YOUR TASK =
Lay out as a Markdown table the rows from the start through the line containing "nav-contact-us-label: CONTACT US", both ends included, with the columns No. and Text for each row's number and its line, skipping blank lines.

DATA EXCERPTS =
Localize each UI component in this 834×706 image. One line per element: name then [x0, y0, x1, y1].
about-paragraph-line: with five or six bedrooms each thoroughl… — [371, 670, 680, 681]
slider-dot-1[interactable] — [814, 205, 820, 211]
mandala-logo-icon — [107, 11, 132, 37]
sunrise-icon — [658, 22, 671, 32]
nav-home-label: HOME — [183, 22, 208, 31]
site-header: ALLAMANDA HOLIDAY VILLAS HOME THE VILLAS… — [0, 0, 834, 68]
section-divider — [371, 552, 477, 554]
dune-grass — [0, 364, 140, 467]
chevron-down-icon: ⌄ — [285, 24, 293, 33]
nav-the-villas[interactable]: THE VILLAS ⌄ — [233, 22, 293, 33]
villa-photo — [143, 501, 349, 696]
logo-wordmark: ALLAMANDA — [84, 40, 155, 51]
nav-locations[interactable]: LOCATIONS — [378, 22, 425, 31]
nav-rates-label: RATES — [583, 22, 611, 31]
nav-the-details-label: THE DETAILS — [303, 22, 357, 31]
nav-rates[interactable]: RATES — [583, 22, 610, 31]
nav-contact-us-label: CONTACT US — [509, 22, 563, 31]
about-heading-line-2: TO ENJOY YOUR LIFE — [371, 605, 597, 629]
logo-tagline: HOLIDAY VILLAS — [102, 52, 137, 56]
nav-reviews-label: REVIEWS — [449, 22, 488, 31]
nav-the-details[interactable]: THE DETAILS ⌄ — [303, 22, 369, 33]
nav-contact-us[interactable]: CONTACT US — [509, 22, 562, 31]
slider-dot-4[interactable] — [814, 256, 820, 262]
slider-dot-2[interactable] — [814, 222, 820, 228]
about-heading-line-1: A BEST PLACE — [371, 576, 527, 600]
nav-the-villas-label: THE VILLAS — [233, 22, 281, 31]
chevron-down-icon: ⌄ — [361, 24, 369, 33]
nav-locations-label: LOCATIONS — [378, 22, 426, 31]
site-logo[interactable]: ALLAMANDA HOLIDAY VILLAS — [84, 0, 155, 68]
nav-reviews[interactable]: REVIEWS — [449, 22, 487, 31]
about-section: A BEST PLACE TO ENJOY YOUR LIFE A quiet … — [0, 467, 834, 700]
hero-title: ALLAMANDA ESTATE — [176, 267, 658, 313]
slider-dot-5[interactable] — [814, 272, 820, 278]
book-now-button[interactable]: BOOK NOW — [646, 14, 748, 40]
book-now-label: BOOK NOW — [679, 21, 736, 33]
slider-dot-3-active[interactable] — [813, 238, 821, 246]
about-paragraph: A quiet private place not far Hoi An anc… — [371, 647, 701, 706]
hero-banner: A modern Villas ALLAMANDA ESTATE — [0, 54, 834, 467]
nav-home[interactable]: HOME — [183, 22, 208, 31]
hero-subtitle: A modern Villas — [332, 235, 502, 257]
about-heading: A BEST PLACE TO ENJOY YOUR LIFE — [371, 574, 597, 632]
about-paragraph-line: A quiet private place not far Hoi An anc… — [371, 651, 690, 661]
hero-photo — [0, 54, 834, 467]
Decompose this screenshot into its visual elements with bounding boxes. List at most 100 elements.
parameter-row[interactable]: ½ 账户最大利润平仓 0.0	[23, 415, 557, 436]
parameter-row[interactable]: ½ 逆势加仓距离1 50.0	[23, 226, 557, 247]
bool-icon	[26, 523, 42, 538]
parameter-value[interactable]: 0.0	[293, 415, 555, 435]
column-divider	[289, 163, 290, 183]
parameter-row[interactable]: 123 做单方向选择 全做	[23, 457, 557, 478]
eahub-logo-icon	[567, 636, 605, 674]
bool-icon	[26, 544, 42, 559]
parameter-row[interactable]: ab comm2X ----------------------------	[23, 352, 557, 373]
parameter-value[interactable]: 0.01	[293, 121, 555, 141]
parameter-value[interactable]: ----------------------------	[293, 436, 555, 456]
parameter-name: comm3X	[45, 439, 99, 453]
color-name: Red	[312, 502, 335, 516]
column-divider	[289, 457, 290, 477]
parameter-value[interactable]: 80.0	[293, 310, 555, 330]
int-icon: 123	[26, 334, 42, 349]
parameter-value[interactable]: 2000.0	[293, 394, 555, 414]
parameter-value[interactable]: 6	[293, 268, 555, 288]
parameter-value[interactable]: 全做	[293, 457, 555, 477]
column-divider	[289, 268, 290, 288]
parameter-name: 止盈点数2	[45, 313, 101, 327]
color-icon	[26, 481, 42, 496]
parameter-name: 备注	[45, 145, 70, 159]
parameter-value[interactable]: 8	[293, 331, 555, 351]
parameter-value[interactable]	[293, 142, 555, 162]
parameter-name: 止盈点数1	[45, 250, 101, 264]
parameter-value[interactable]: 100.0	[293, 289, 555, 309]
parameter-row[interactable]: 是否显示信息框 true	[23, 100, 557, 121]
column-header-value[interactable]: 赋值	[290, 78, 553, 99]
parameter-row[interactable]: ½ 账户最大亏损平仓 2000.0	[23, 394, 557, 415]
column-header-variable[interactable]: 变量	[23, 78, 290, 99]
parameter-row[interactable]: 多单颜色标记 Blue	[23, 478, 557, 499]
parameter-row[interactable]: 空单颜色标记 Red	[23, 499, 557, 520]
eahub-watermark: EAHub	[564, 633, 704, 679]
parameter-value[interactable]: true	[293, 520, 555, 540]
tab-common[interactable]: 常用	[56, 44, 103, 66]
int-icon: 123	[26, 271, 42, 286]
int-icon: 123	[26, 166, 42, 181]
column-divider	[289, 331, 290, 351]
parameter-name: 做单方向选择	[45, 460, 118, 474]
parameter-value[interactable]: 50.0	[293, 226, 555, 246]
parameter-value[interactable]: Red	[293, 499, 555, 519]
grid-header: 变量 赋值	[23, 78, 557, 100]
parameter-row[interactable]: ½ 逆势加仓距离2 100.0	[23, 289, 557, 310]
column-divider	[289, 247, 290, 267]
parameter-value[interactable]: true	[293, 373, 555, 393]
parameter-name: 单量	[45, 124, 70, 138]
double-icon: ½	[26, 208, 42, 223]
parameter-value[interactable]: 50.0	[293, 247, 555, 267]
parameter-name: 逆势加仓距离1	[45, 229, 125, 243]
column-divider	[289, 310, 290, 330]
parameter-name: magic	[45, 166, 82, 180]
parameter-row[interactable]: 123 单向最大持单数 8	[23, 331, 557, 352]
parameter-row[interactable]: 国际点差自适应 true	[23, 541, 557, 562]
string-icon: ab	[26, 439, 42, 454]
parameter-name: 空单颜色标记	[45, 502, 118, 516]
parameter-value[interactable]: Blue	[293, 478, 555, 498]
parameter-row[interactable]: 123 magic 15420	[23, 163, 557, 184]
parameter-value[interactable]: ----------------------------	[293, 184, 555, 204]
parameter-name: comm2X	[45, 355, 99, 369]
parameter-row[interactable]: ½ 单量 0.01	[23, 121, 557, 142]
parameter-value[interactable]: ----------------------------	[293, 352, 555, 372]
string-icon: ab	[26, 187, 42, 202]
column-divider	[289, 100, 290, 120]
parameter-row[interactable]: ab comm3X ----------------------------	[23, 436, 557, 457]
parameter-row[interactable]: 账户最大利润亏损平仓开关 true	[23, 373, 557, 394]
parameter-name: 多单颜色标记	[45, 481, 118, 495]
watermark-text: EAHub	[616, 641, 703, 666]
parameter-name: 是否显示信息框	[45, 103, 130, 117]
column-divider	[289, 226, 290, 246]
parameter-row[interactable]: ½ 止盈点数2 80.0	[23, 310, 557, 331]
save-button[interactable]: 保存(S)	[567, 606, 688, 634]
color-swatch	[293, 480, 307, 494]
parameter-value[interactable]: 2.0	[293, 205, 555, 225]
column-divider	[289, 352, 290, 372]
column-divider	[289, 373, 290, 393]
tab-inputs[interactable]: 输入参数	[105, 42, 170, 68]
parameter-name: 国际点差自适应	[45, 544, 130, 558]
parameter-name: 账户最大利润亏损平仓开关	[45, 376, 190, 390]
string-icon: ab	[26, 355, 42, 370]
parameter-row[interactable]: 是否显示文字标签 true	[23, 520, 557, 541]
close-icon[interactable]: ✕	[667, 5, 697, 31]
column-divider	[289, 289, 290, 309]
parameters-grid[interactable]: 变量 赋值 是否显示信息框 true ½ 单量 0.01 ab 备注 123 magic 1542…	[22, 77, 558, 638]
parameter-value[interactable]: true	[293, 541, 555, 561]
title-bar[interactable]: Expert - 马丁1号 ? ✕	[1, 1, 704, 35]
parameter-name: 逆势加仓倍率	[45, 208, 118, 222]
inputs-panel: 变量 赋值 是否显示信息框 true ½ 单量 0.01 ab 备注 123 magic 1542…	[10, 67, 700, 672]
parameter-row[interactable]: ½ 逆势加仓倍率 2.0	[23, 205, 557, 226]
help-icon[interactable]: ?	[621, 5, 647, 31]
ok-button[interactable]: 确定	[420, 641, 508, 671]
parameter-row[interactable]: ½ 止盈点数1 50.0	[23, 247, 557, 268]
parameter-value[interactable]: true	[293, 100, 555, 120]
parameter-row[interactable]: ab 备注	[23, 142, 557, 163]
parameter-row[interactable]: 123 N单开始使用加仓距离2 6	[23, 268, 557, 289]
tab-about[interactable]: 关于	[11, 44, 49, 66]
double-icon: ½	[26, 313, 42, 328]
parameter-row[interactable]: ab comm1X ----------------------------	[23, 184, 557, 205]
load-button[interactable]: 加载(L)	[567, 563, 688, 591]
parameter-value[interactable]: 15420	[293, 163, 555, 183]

RESULT OF THIS TASK =
| No. | Text |
|---|---|
| 1 | Localize each UI component in this 834×706 image. One line per element: name then [x0, y0, x1, y1]. |
| 2 | about-paragraph-line: with five or six bedrooms each thoroughl… — [371, 670, 680, 681] |
| 3 | slider-dot-1[interactable] — [814, 205, 820, 211] |
| 4 | mandala-logo-icon — [107, 11, 132, 37] |
| 5 | sunrise-icon — [658, 22, 671, 32] |
| 6 | nav-home-label: HOME — [183, 22, 208, 31] |
| 7 | site-header: ALLAMANDA HOLIDAY VILLAS HOME THE VILLAS… — [0, 0, 834, 68] |
| 8 | section-divider — [371, 552, 477, 554] |
| 9 | dune-grass — [0, 364, 140, 467] |
| 10 | chevron-down-icon: ⌄ — [285, 24, 293, 33] |
| 11 | nav-the-villas[interactable]: THE VILLAS ⌄ — [233, 22, 293, 33] |
| 12 | villa-photo — [143, 501, 349, 696] |
| 13 | logo-wordmark: ALLAMANDA — [84, 40, 155, 51] |
| 14 | nav-locations[interactable]: LOCATIONS — [378, 22, 425, 31] |
| 15 | nav-rates-label: RATES — [583, 22, 611, 31] |
| 16 | nav-the-details-label: THE DETAILS — [303, 22, 357, 31] |
| 17 | nav-rates[interactable]: RATES — [583, 22, 610, 31] |
| 18 | nav-contact-us-label: CONTACT US — [509, 22, 563, 31] |